◆ THE REQUEST
Without changing a character, return the entries, but not the images they hold.

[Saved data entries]
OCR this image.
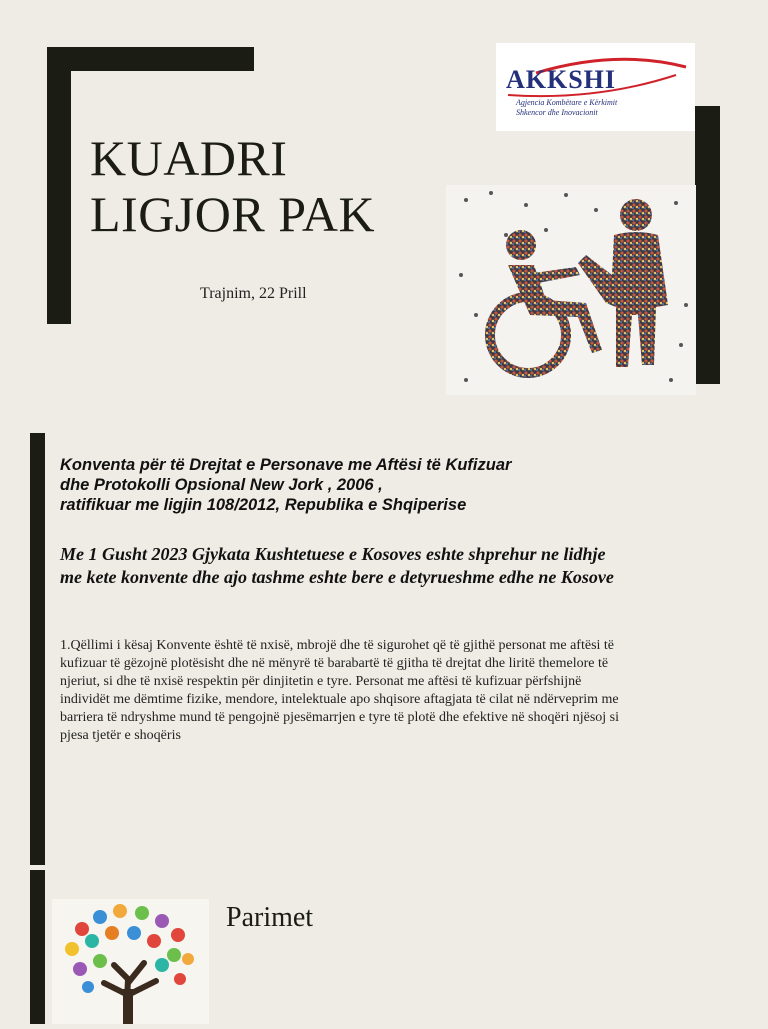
KUADRI
LIGJOR PAK
Trajnim, 22 Prill
AKKSHI
Agjencia Kombëtare e Kërkimit
Shkencor dhe Inovacionit
Konventa për të Drejtat e Personave me Aftësi të Kufizuar
dhe Protokolli Opsional New Jork , 2006 ,
ratifikuar me ligjin 108/2012, Republika e Shqiperise
Me 1 Gusht 2023 Gjykata Kushtetuese e Kosoves eshte shprehur ne lidhje
me kete konvente dhe ajo tashme eshte bere e detyrueshme edhe ne Kosove
1.Qëllimi i kësaj Konvente është të nxisë, mbrojë dhe të sigurohet që të gjithë personat me aftësi të
kufizuar të gëzojnë plotësisht dhe në mënyrë të barabartë të gjitha të drejtat dhe liritë themelore të
njeriut, si dhe të nxisë respektin për dinjitetin e tyre. Personat me aftësi të kufizuar përfshijnë
individët me dëmtime fizike, mendore, intelektuale apo shqisore aftagjata të cilat në ndërveprim me
barriera të ndryshme mund të pengojnë pjesëmarrjen e tyre të plotë dhe efektive në shoqëri njësoj si
pjesa tjetër e shoqëris
Parimet
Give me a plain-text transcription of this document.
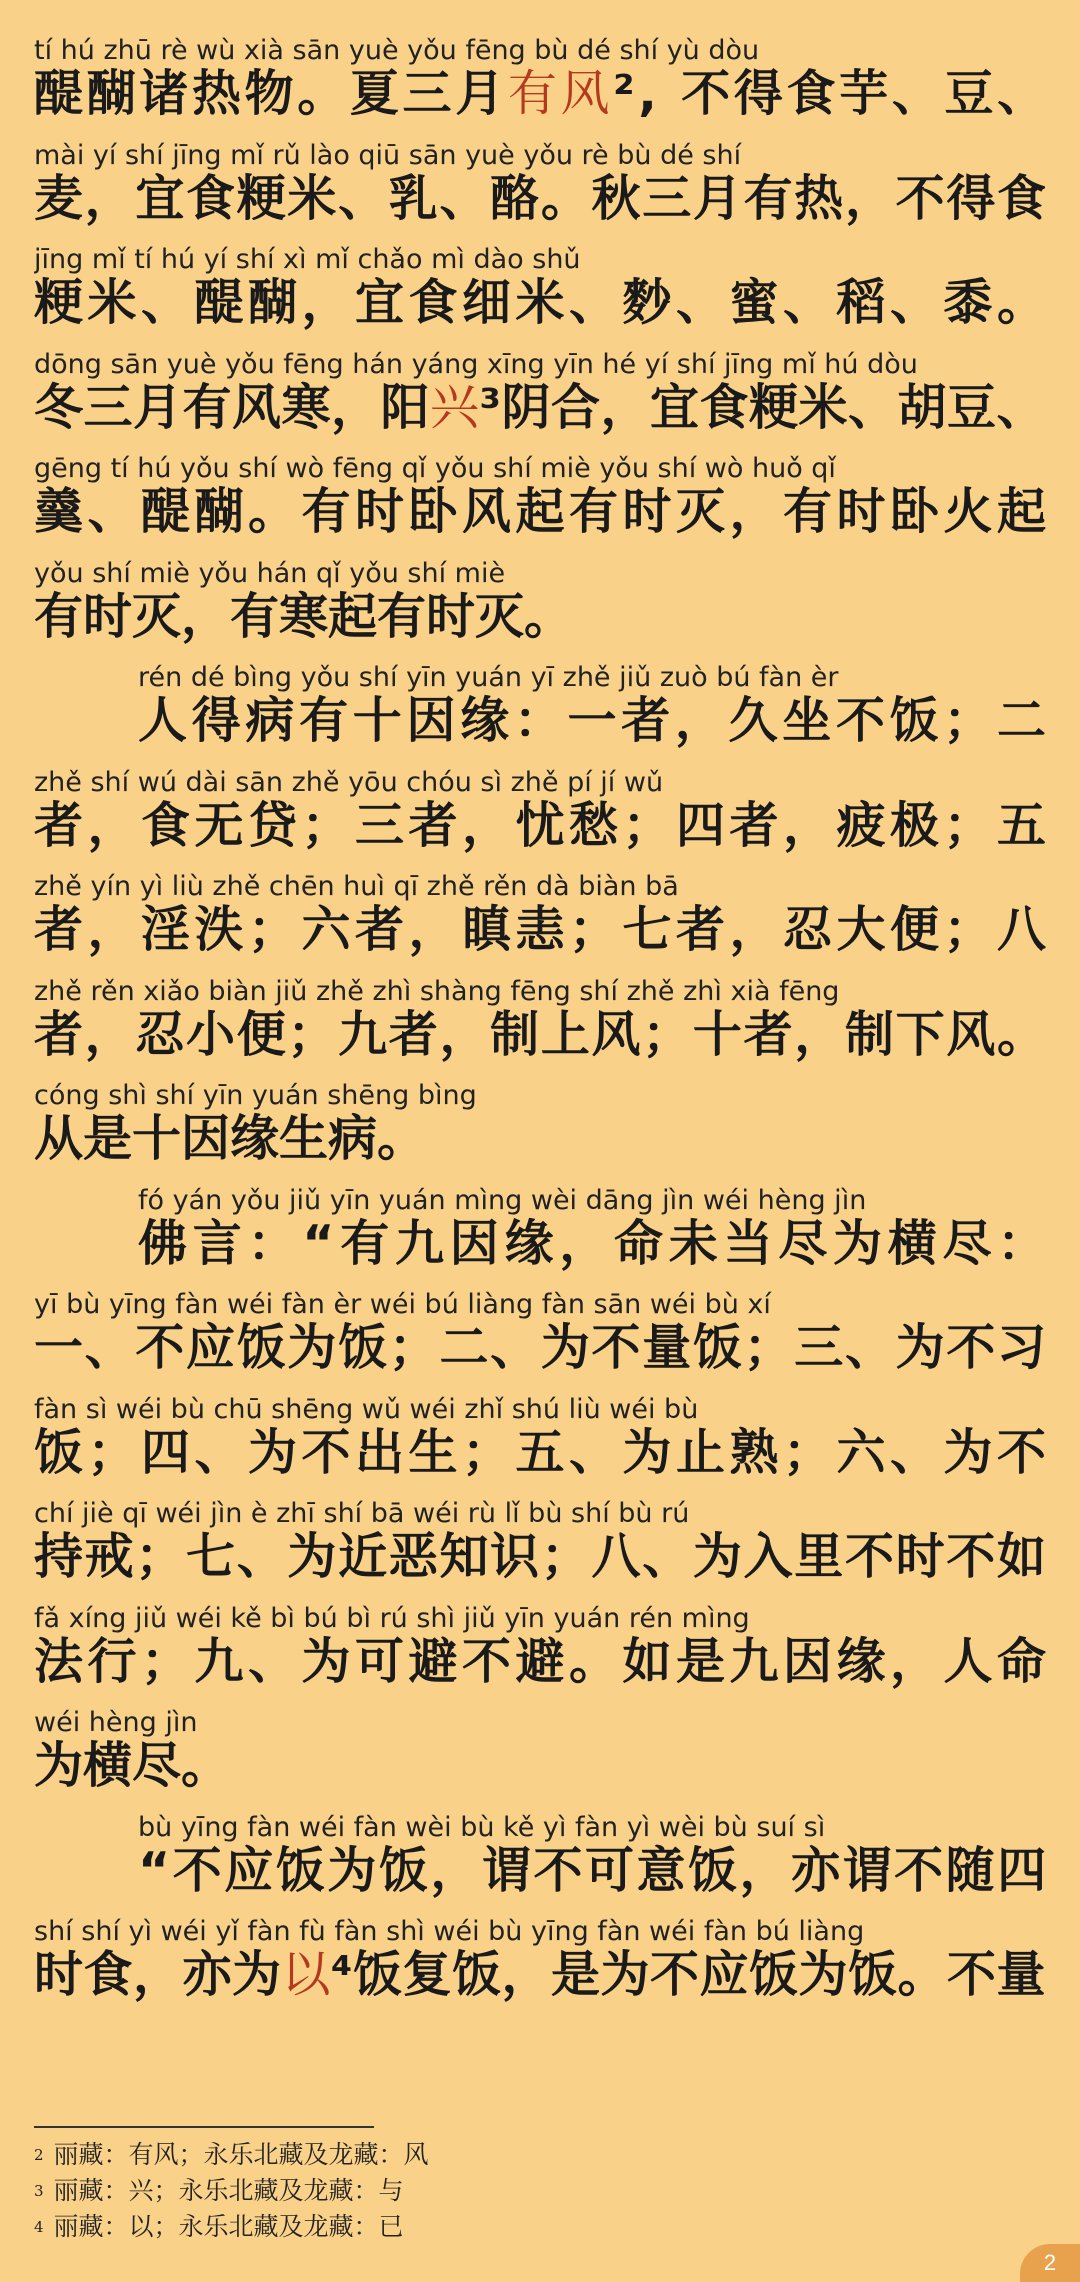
tí hú zhū rè wù xià sān yuè yǒu fēng bù dé shí yù dòu
醍醐诸热物。夏三月有风², 不得食芋、豆、
mài yí shí jīng mǐ rǔ lào qiū sān yuè yǒu rè bù dé shí
麦，宜食粳米、乳、酪。秋三月有热，不得食
jīng mǐ tí hú yí shí xì mǐ chǎo mì dào shǔ
粳米、醍醐，宜食细米、麨、蜜、稻、黍。
dōng sān yuè yǒu fēng hán yáng xīng yīn hé yí shí jīng mǐ hú dòu
冬三月有风寒，阳兴³阴合，宜食粳米、胡豆、
gēng tí hú yǒu shí wò fēng qǐ yǒu shí miè yǒu shí wò huǒ qǐ
羹、醍醐。有时卧风起有时灭，有时卧火起
yǒu shí miè yǒu hán qǐ yǒu shí miè
有时灭，有寒起有时灭。
rén dé bìng yǒu shí yīn yuán yī zhě jiǔ zuò bú fàn èr
人得病有十因缘：一者，久坐不饭；二
zhě shí wú dài sān zhě yōu chóu sì zhě pí jí wǔ
者，食无贷；三者，忧愁；四者，疲极；五
zhě yín yì liù zhě chēn huì qī zhě rěn dà biàn bā
者，淫泆；六者，瞋恚；七者，忍大便；八
zhě rěn xiǎo biàn jiǔ zhě zhì shàng fēng shí zhě zhì xià fēng
者，忍小便；九者，制上风；十者，制下风。
cóng shì shí yīn yuán shēng bìng
从是十因缘生病。
fó yán yǒu jiǔ yīn yuán mìng wèi dāng jìn wéi hèng jìn
佛言：“有九因缘，命未当尽为横尽：
yī bù yīng fàn wéi fàn èr wéi bú liàng fàn sān wéi bù xí
一、不应饭为饭；二、为不量饭；三、为不习
fàn sì wéi bù chū shēng wǔ wéi zhǐ shú liù wéi bù
饭；四、为不出生；五、为止熟；六、为不
chí jiè qī wéi jìn è zhī shí bā wéi rù lǐ bù shí bù rú
持戒；七、为近恶知识；八、为入里不时不如
fǎ xíng jiǔ wéi kě bì bú bì rú shì jiǔ yīn yuán rén mìng
法行；九、为可避不避。如是九因缘，人命
wéi hèng jìn
为横尽。
bù yīng fàn wéi fàn wèi bù kě yì fàn yì wèi bù suí sì
“不应饭为饭，谓不可意饭，亦谓不随四
shí shí yì wéi yǐ fàn fù fàn shì wéi bù yīng fàn wéi fàn bú liàng
时食，亦为以⁴饭复饭，是为不应饭为饭。不量
$^2$ 丽藏：有风；永乐北藏及龙藏：风
$^3$ 丽藏：兴；永乐北藏及龙藏：与
$^4$ 丽藏：以；永乐北藏及龙藏：已
2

◆ ANSWER TO THIS PROBLEM
OCR this image.
KUADRI
LIGJOR PAK
Trajnim, 22 Prill
AKKSHI
Agjencia Kombëtare e Kërkimit
Shkencor dhe Inovacionit
Konventa për të Drejtat e Personave me Aftësi të Kufizuar
dhe Protokolli Opsional New Jork , 2006 ,
ratifikuar me ligjin 108/2012, Republika e Shqiperise
Me 1 Gusht 2023 Gjykata Kushtetuese e Kosoves eshte shprehur ne lidhje
me kete konvente dhe ajo tashme eshte bere e detyrueshme edhe ne Kosove
1.Qëllimi i kësaj Konvente është të nxisë, mbrojë dhe të sigurohet që të gjithë personat me aftësi të
kufizuar të gëzojnë plotësisht dhe në mënyrë të barabartë të gjitha të drejtat dhe liritë themelore të
njeriut, si dhe të nxisë respektin për dinjitetin e tyre. Personat me aftësi të kufizuar përfshijnë
individët me dëmtime fizike, mendore, intelektuale apo shqisore aftagjata të cilat në ndërveprim me
barriera të ndryshme mund të pengojnë pjesëmarrjen e tyre të plotë dhe efektive në shoqëri njësoj si
pjesa tjetër e shoqëris
Parimet
Give me a plain-text transcription of this document.
tí hú zhū rè wù xià sān yuè yǒu fēng bù dé shí yù dòu
醍醐诸热物。夏三月有风², 不得食芋、豆、
mài yí shí jīng mǐ rǔ lào qiū sān yuè yǒu rè bù dé shí
麦，宜食粳米、乳、酪。秋三月有热，不得食
jīng mǐ tí hú yí shí xì mǐ chǎo mì dào shǔ
粳米、醍醐，宜食细米、麨、蜜、稻、黍。
dōng sān yuè yǒu fēng hán yáng xīng yīn hé yí shí jīng mǐ hú dòu
冬三月有风寒，阳兴³阴合，宜食粳米、胡豆、
gēng tí hú yǒu shí wò fēng qǐ yǒu shí miè yǒu shí wò huǒ qǐ
羹、醍醐。有时卧风起有时灭，有时卧火起
yǒu shí miè yǒu hán qǐ yǒu shí miè
有时灭，有寒起有时灭。
rén dé bìng yǒu shí yīn yuán yī zhě jiǔ zuò bú fàn èr
人得病有十因缘：一者，久坐不饭；二
zhě shí wú dài sān zhě yōu chóu sì zhě pí jí wǔ
者，食无贷；三者，忧愁；四者，疲极；五
zhě yín yì liù zhě chēn huì qī zhě rěn dà biàn bā
者，淫泆；六者，瞋恚；七者，忍大便；八
zhě rěn xiǎo biàn jiǔ zhě zhì shàng fēng shí zhě zhì xià fēng
者，忍小便；九者，制上风；十者，制下风。
cóng shì shí yīn yuán shēng bìng
从是十因缘生病。
fó yán yǒu jiǔ yīn yuán mìng wèi dāng jìn wéi hèng jìn
佛言：“有九因缘，命未当尽为横尽：
yī bù yīng fàn wéi fàn èr wéi bú liàng fàn sān wéi bù xí
一、不应饭为饭；二、为不量饭；三、为不习
fàn sì wéi bù chū shēng wǔ wéi zhǐ shú liù wéi bù
饭；四、为不出生；五、为止熟；六、为不
chí jiè qī wéi jìn è zhī shí bā wéi rù lǐ bù shí bù rú
持戒；七、为近恶知识；八、为入里不时不如
fǎ xíng jiǔ wéi kě bì bú bì rú shì jiǔ yīn yuán rén mìng
法行；九、为可避不避。如是九因缘，人命
wéi hèng jìn
为横尽。
bù yīng fàn wéi fàn wèi bù kě yì fàn yì wèi bù suí sì
“不应饭为饭，谓不可意饭，亦谓不随四
shí shí yì wéi yǐ fàn fù fàn shì wéi bù yīng fàn wéi fàn bú liàng
时食，亦为以⁴饭复饭，是为不应饭为饭。不量
$^2$ 丽藏：有风；永乐北藏及龙藏：风
$^3$ 丽藏：兴；永乐北藏及龙藏：与
$^4$ 丽藏：以；永乐北藏及龙藏：已
2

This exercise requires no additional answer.